• [RECORD EXCERPTS]:
----------------
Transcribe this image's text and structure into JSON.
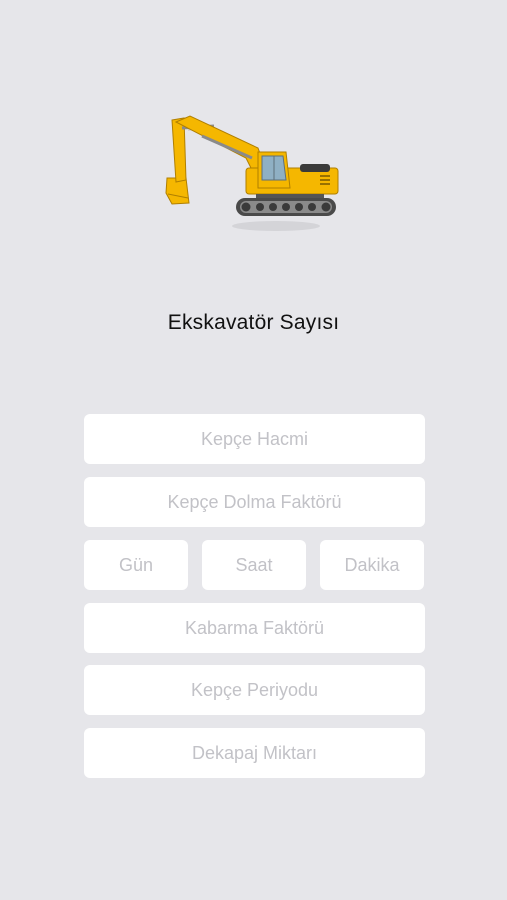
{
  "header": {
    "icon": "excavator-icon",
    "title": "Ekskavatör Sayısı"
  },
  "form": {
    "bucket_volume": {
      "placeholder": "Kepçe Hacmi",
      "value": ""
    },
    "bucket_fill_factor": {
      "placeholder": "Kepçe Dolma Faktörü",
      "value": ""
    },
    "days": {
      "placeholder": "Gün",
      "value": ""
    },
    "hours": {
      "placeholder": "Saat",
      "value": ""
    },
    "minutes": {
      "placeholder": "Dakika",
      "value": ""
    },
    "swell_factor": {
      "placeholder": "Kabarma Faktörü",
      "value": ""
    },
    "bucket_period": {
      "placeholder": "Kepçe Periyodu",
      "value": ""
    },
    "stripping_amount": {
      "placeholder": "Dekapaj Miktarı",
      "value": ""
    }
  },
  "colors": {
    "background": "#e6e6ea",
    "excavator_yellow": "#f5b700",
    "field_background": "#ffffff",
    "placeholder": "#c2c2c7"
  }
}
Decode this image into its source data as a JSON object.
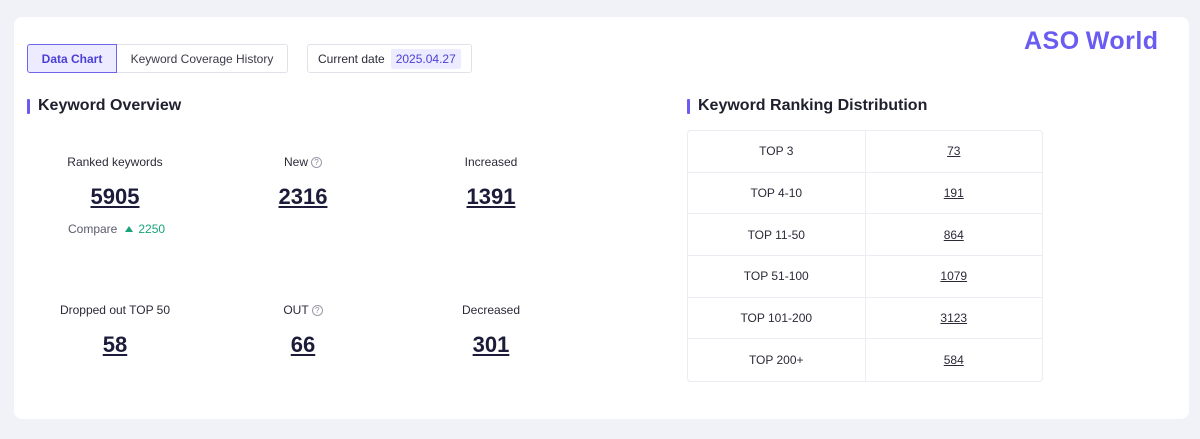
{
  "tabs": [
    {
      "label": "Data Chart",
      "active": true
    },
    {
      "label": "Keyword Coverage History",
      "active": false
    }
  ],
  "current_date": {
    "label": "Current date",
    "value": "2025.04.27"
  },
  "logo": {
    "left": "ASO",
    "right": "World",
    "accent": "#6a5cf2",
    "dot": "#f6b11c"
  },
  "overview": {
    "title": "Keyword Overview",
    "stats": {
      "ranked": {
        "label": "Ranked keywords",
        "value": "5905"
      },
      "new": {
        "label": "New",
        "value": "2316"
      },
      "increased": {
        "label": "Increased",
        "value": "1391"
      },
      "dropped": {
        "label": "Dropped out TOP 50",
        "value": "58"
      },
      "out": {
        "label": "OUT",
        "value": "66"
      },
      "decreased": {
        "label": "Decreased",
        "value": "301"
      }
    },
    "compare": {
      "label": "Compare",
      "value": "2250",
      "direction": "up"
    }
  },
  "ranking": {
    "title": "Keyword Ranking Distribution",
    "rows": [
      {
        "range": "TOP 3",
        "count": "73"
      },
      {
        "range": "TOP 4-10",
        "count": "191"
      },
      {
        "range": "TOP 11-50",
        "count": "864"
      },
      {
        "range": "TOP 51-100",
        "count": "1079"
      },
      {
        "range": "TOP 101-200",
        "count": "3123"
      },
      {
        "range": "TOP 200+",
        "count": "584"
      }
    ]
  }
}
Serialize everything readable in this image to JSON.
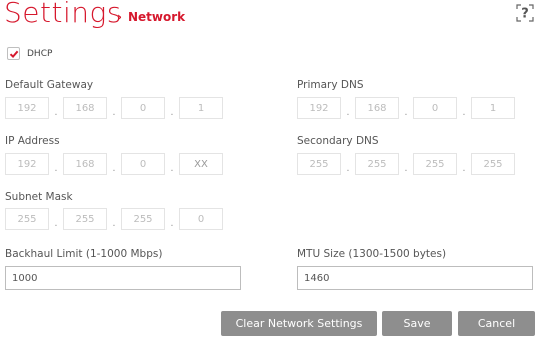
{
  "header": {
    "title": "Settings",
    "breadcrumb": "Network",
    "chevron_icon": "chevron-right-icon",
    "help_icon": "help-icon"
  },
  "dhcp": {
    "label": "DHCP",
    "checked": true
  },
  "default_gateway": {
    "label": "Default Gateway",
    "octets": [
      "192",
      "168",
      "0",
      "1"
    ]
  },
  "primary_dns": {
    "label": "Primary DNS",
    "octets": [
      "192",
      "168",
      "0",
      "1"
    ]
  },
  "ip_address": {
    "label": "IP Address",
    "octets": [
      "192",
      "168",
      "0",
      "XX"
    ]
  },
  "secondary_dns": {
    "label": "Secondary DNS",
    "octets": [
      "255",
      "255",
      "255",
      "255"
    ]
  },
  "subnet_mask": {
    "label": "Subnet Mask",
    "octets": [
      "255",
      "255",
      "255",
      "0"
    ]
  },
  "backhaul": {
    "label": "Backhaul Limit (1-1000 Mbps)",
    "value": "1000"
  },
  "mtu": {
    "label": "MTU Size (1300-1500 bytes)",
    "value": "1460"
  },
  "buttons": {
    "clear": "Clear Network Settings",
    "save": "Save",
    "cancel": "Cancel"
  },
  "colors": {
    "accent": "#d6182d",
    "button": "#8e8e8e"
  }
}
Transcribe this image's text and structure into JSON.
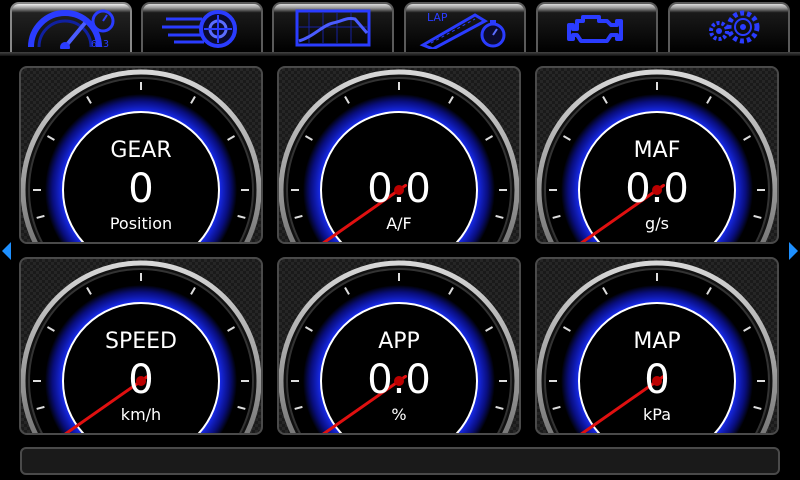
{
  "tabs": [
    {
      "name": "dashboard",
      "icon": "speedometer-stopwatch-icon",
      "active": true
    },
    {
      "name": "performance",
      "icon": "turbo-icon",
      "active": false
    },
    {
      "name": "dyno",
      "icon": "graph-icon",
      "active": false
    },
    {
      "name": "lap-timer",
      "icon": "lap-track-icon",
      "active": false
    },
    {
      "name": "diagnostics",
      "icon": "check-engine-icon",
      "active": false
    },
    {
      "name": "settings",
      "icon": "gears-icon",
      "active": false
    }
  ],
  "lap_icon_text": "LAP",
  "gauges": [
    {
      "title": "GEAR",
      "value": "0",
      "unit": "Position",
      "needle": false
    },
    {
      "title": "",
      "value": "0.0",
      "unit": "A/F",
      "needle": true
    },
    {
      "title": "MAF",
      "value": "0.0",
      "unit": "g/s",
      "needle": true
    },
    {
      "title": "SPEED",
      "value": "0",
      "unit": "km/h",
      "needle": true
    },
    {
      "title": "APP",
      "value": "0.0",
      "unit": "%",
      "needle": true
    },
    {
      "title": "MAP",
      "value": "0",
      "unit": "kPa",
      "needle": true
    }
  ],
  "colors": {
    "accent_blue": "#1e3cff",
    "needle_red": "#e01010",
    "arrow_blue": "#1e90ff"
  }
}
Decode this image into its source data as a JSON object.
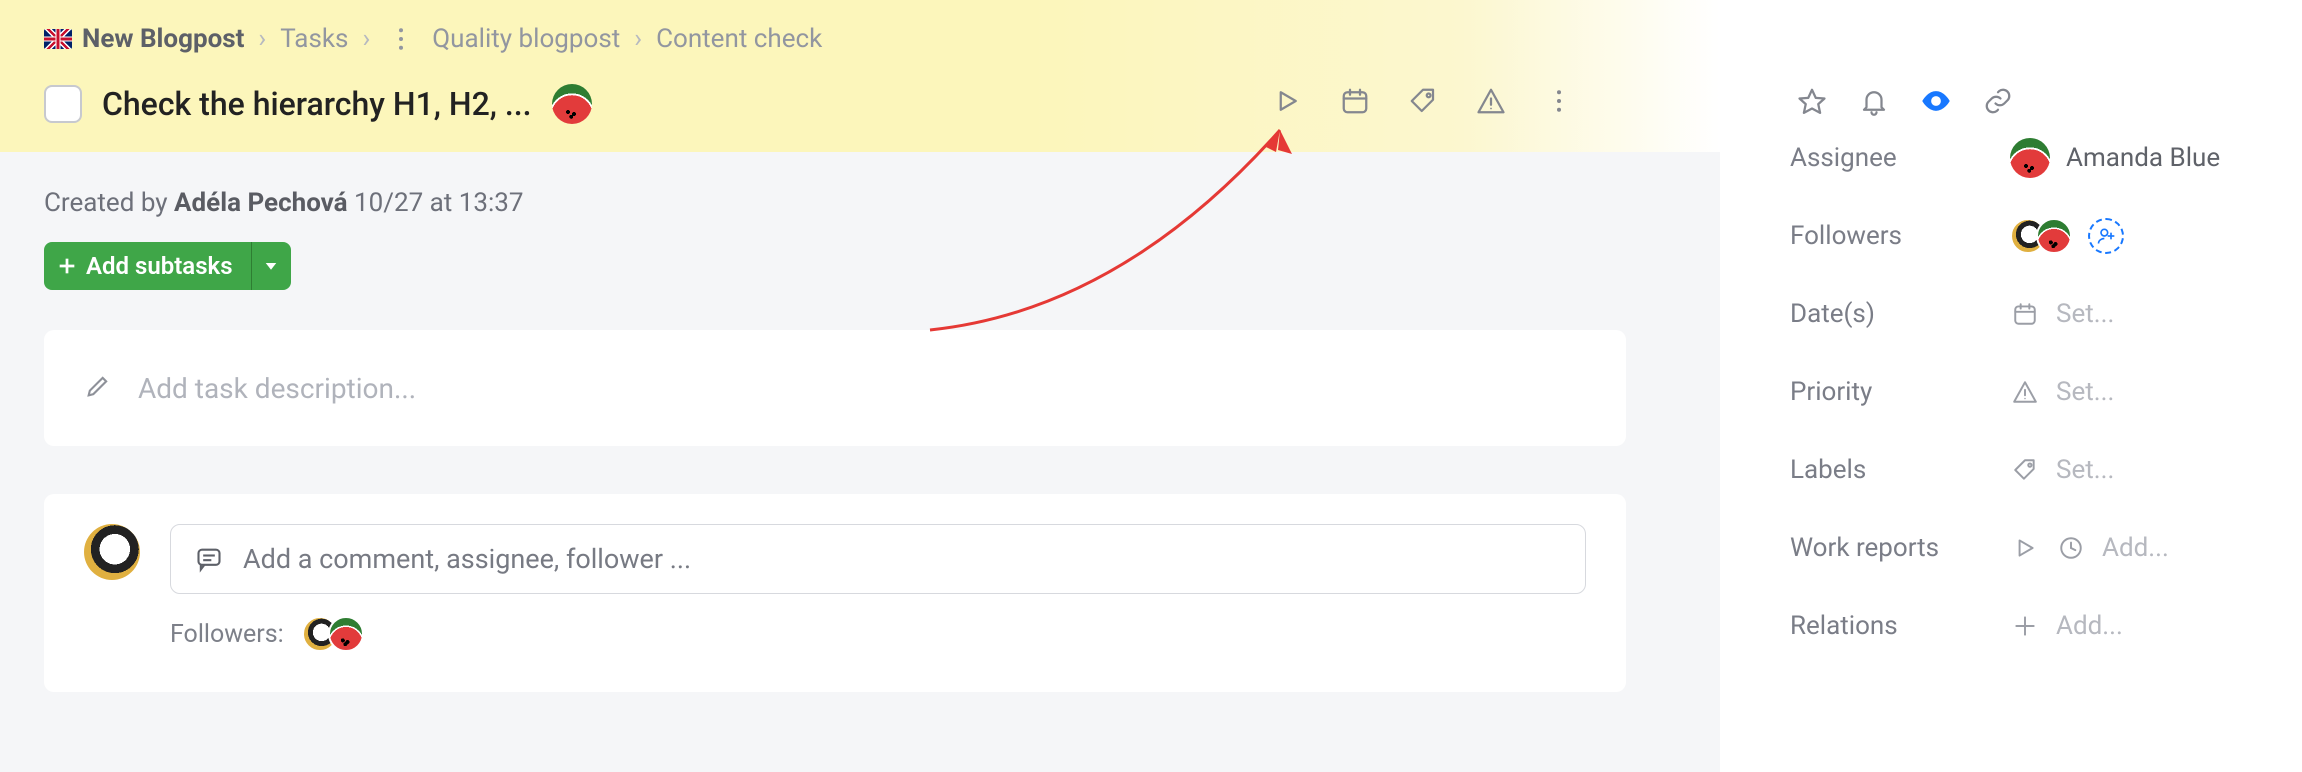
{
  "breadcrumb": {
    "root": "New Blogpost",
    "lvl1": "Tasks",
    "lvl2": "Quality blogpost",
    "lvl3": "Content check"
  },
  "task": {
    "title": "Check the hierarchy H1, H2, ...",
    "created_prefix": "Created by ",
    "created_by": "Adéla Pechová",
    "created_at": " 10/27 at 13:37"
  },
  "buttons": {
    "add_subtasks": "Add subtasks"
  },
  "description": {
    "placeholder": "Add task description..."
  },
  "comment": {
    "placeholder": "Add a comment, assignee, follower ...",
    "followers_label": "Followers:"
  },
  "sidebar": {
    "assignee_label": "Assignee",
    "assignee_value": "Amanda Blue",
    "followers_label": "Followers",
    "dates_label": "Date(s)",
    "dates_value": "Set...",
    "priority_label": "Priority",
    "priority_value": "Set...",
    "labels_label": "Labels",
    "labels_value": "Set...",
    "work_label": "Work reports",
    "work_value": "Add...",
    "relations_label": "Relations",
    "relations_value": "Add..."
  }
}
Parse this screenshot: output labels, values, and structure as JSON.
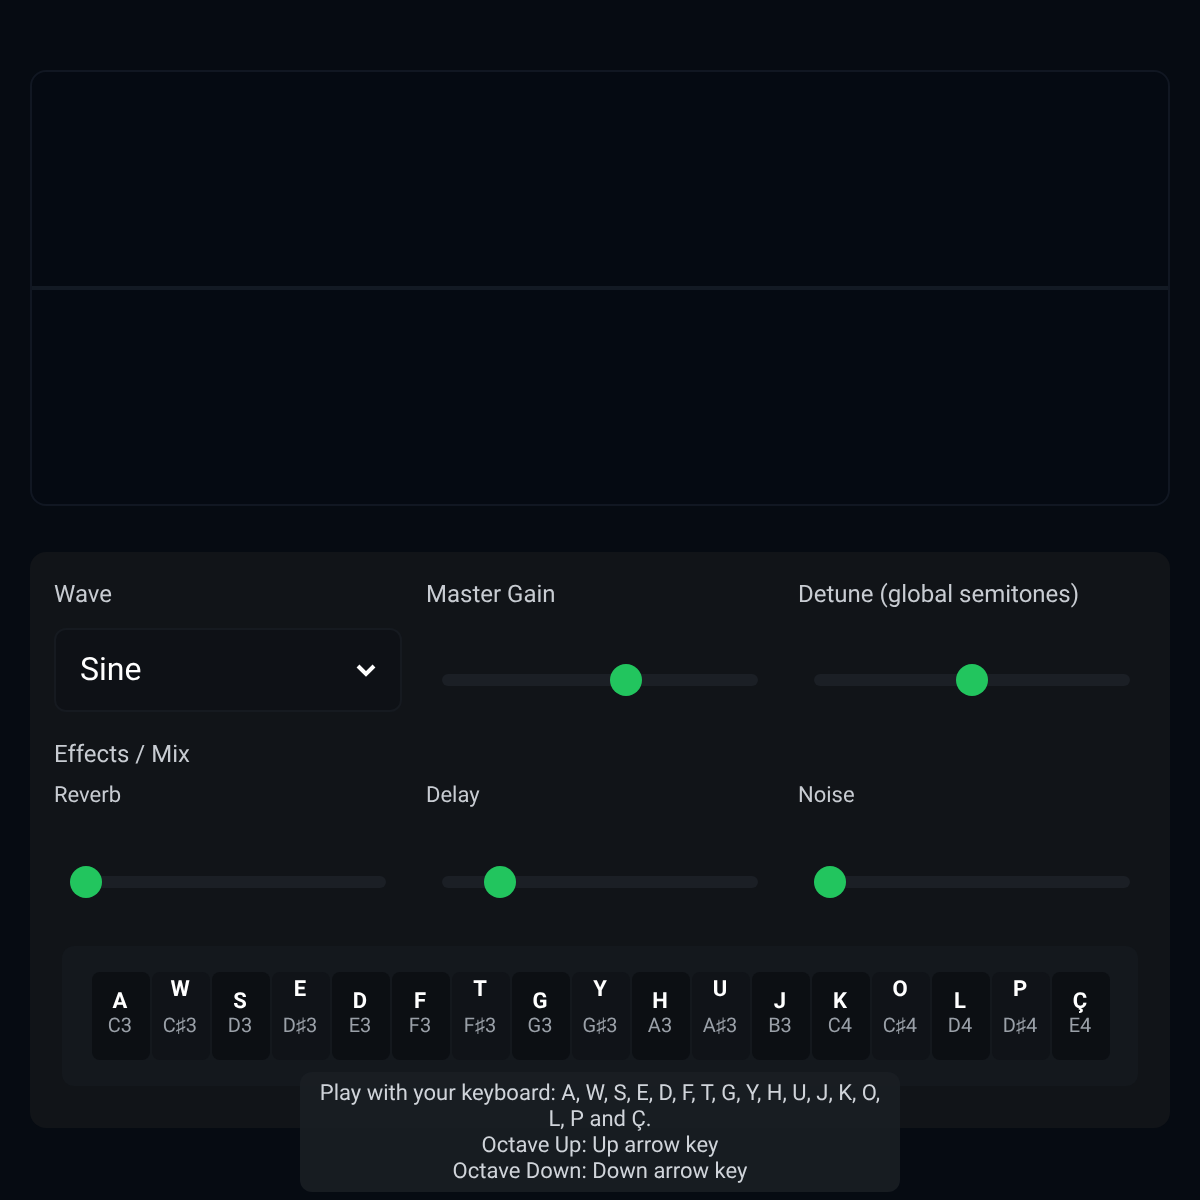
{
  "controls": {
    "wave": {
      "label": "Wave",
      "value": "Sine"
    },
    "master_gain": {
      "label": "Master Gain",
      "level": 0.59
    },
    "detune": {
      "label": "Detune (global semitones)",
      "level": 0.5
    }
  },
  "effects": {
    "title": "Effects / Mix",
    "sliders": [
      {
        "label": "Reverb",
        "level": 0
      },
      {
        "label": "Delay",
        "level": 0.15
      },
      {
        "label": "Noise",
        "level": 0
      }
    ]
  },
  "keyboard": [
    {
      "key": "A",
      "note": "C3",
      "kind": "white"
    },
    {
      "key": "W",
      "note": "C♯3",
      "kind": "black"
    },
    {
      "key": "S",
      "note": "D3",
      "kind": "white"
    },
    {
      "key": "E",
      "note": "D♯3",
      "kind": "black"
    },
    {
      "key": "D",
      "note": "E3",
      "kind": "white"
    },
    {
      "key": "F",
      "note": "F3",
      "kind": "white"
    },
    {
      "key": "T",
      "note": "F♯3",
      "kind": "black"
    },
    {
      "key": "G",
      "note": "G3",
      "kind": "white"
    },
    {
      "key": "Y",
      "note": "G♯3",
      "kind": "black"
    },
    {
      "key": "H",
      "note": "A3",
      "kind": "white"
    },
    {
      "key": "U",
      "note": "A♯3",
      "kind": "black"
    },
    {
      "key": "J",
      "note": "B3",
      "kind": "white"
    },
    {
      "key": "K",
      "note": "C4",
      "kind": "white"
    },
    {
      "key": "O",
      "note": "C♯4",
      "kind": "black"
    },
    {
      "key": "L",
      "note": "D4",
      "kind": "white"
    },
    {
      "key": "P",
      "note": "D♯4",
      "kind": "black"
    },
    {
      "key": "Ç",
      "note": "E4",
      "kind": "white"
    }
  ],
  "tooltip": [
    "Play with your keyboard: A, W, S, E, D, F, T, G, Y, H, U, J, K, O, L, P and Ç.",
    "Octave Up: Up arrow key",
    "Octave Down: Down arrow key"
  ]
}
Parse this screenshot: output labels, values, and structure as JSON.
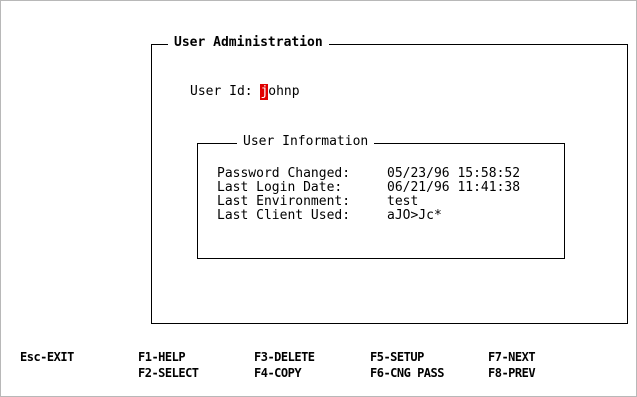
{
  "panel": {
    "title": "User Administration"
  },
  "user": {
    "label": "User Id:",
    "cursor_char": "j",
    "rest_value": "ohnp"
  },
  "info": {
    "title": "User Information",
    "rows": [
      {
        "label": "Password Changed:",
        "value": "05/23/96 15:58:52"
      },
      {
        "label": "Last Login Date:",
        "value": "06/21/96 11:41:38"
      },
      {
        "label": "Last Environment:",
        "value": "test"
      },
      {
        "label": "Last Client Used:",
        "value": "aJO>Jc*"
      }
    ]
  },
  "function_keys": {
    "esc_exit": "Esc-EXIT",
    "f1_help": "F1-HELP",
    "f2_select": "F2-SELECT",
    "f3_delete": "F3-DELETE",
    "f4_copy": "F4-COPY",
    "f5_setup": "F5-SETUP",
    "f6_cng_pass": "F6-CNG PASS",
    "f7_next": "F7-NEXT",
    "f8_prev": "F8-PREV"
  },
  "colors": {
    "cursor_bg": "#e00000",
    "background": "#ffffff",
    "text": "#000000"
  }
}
----------------
• [SET PROBLEM]:
Only a number is expected here: the count of lines in the listing that hold the string "range".

• [FINISHED TASK]:
6